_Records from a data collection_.
____________________

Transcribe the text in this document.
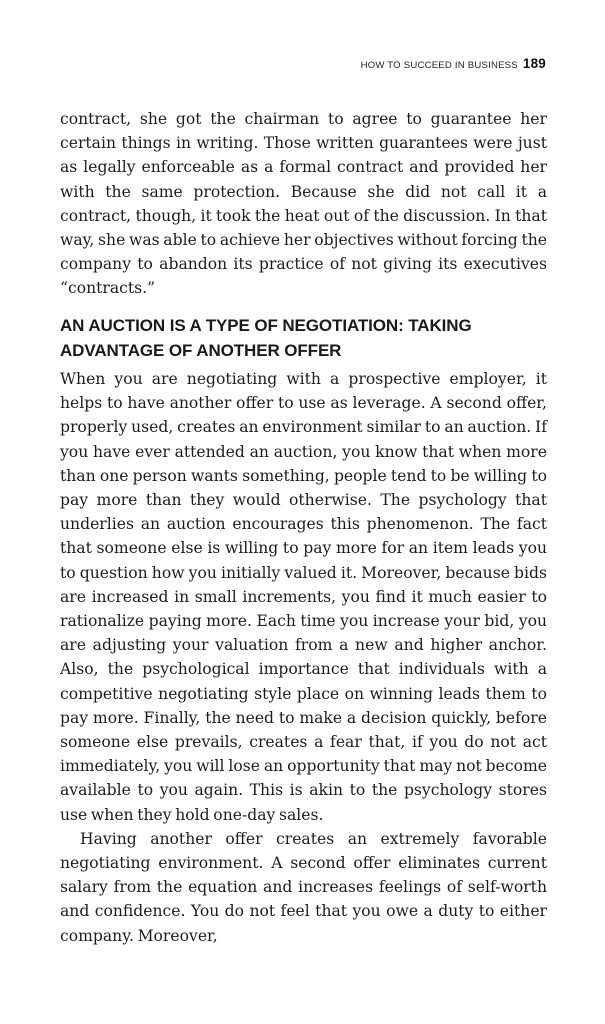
HOW TO SUCCEED IN BUSINESS 189

contract, she got the chairman to agree to guarantee her certain things in writing. Those written guarantees were just as legally enforceable as a formal contract and provided her with the same protection. Because she did not call it a contract, though, it took the heat out of the discussion. In that way, she was able to achieve her objectives without forcing the company to abandon its practice of not giving its executives “contracts.”

AN AUCTION IS A TYPE OF NEGOTIATION: TAKING ADVANTAGE OF ANOTHER OFFER

When you are negotiating with a prospective employer, it helps to have another offer to use as leverage. A second offer, properly used, creates an environment similar to an auction. If you have ever attended an auction, you know that when more than one person wants something, people tend to be willing to pay more than they would otherwise. The psychology that underlies an auction encourages this phenomenon. The fact that someone else is willing to pay more for an item leads you to question how you initially valued it. Moreover, because bids are increased in small increments, you find it much easier to rationalize paying more. Each time you increase your bid, you are adjusting your valuation from a new and higher anchor. Also, the psychological importance that individuals with a competitive negotiating style place on winning leads them to pay more. Finally, the need to make a decision quickly, before someone else prevails, creates a fear that, if you do not act immediately, you will lose an opportunity that may not become available to you again. This is akin to the psychology stores use when they hold one-day sales.

Having another offer creates an extremely favorable negotiating environment. A second offer eliminates current salary from the equation and increases feelings of self-worth and confidence. You do not feel that you owe a duty to either company. Moreover,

____________________

_Prompt_.
Give every record back exactly as it reads, with no images.

_Written solution_.
Transcribe the text in this document.
HOW TO SUCCEED IN BUSINESS 189

contract, she got the chairman to agree to guarantee her certain things in writing. Those written guarantees were just as legally enforceable as a formal contract and provided her with the same protection. Because she did not call it a contract, though, it took the heat out of the discussion. In that way, she was able to achieve her objectives without forcing the company to abandon its practice of not giving its executives “contracts.”

AN AUCTION IS A TYPE OF NEGOTIATION: TAKING ADVANTAGE OF ANOTHER OFFER

When you are negotiating with a prospective employer, it helps to have another offer to use as leverage. A second offer, properly used, creates an environment similar to an auction. If you have ever attended an auction, you know that when more than one person wants something, people tend to be willing to pay more than they would otherwise. The psychology that underlies an auction encourages this phenomenon. The fact that someone else is willing to pay more for an item leads you to question how you initially valued it. Moreover, because bids are increased in small increments, you find it much easier to rationalize paying more. Each time you increase your bid, you are adjusting your valuation from a new and higher anchor. Also, the psychological importance that individuals with a competitive negotiating style place on winning leads them to pay more. Finally, the need to make a decision quickly, before someone else prevails, creates a fear that, if you do not act immediately, you will lose an opportunity that may not become available to you again. This is akin to the psychology stores use when they hold one-day sales.

Having another offer creates an extremely favorable negotiating environment. A second offer eliminates current salary from the equation and increases feelings of self-worth and confidence. You do not feel that you owe a duty to either company. Moreover,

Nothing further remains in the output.